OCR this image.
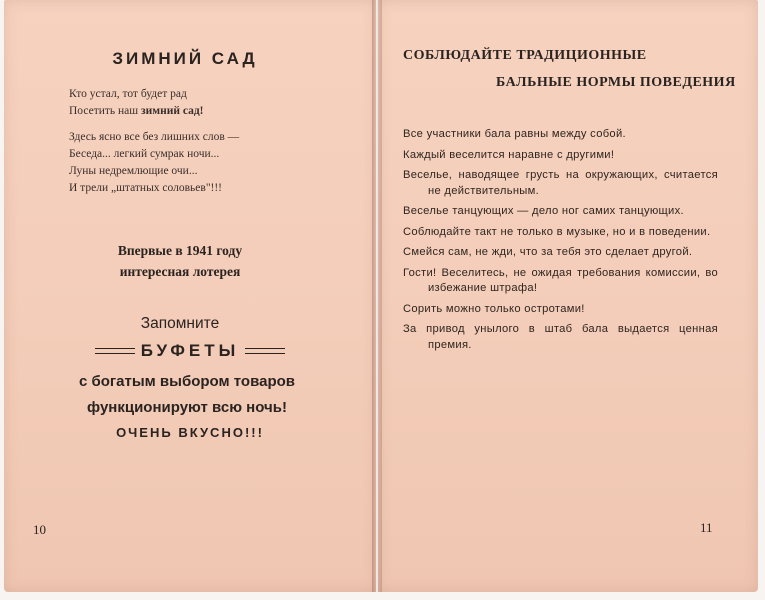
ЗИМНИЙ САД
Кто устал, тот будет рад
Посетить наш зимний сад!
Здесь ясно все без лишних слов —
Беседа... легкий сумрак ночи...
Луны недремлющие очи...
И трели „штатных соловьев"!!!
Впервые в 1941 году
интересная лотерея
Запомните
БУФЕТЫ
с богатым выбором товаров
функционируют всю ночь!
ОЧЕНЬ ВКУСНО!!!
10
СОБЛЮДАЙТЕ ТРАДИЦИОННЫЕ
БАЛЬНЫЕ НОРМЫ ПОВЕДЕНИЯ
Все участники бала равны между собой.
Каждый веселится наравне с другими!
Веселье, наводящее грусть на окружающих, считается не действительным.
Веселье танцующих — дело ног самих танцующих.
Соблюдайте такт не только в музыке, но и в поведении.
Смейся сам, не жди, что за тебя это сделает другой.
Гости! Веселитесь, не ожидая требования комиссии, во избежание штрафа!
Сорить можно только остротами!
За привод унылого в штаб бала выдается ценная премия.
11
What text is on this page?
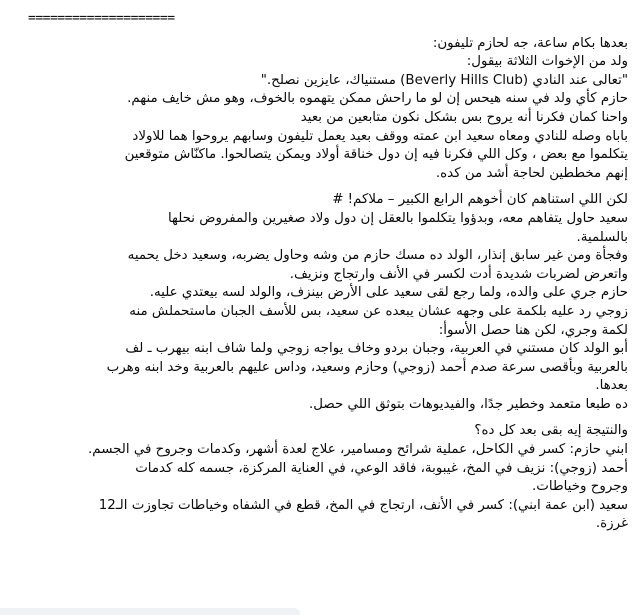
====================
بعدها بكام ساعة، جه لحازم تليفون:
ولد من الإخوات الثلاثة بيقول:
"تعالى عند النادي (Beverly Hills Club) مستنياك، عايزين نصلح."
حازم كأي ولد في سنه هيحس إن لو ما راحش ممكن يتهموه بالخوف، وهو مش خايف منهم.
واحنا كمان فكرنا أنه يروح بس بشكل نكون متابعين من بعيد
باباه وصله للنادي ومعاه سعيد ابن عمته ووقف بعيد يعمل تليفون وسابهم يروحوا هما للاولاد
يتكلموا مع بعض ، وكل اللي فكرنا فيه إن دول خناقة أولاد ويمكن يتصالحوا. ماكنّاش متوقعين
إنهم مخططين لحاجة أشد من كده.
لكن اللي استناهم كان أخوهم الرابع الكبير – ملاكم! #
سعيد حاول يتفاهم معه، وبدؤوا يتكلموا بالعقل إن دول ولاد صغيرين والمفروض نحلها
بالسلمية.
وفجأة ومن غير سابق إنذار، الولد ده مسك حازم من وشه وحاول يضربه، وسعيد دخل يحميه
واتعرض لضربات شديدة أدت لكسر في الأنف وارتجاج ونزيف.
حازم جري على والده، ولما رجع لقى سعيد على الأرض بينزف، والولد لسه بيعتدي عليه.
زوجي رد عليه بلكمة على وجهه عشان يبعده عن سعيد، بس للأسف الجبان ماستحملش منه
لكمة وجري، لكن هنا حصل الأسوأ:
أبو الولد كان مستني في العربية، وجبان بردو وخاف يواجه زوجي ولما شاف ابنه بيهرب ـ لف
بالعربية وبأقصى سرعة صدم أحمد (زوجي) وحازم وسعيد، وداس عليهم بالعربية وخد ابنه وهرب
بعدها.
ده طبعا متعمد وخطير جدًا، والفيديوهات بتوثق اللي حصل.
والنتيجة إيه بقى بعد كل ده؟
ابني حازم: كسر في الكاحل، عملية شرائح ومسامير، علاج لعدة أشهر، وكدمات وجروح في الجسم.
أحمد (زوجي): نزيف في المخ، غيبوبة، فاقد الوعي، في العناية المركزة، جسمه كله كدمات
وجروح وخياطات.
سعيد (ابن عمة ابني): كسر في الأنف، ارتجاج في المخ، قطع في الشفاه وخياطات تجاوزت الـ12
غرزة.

• **Short exercise**
Say how many lines contain the string "فكرنا", giving nothing but the count.

• **Output of the task**
2